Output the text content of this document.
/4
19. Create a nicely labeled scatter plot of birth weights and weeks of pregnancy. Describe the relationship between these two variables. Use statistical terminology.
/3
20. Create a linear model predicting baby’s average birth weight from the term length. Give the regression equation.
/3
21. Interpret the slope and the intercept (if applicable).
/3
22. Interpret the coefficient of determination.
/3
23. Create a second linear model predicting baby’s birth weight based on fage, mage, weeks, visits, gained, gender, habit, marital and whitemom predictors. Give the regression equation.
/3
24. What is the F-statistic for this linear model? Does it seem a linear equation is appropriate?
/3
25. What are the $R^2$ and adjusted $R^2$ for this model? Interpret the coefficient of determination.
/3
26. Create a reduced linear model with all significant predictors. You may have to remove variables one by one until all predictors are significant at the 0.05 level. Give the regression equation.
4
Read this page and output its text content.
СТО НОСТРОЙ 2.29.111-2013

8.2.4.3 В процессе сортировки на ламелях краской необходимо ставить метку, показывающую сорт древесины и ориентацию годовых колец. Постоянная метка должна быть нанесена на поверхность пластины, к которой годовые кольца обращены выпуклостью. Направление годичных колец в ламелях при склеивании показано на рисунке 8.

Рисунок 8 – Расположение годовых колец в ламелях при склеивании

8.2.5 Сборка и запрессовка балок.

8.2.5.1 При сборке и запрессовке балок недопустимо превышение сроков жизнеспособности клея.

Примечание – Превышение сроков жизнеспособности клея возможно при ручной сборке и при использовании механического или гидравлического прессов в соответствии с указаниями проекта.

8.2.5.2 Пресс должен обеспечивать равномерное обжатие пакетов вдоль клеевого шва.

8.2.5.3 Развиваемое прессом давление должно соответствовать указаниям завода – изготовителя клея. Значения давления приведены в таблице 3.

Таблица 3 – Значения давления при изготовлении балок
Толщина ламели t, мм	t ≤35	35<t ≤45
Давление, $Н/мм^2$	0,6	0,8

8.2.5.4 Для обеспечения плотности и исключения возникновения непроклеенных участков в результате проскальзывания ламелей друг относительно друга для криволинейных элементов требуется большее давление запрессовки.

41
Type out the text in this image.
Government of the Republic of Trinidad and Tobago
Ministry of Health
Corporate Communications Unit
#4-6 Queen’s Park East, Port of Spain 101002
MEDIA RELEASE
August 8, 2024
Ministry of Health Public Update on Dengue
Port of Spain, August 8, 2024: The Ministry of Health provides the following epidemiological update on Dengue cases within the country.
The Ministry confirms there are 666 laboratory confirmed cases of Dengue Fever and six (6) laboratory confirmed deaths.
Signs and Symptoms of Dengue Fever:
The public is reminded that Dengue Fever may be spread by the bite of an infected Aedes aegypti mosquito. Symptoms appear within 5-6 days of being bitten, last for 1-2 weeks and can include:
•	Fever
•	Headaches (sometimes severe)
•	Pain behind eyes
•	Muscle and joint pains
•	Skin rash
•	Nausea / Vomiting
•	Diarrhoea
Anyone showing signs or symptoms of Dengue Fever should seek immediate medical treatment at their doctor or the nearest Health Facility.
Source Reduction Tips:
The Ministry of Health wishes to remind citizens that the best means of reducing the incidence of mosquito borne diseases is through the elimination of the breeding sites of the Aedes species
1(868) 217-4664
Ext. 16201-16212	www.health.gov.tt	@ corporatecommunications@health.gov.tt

·····

What to work on:
Identify all lines in the records above with the word "годовых".

Result of the task:
8.2.4.3 В процессе сортировки на ламелях краской необходимо ставить метку, показывающую сорт древесины и ориентацию годовых колец. Постоянная метка должна быть нанесена на поверхность пластины, к которой годовые кольца обращены выпуклостью. Направление годичных колец в ламелях при склеивании показано на рисунке 8.
Рисунок 8 – Расположение годовых колец в ламелях при склеивании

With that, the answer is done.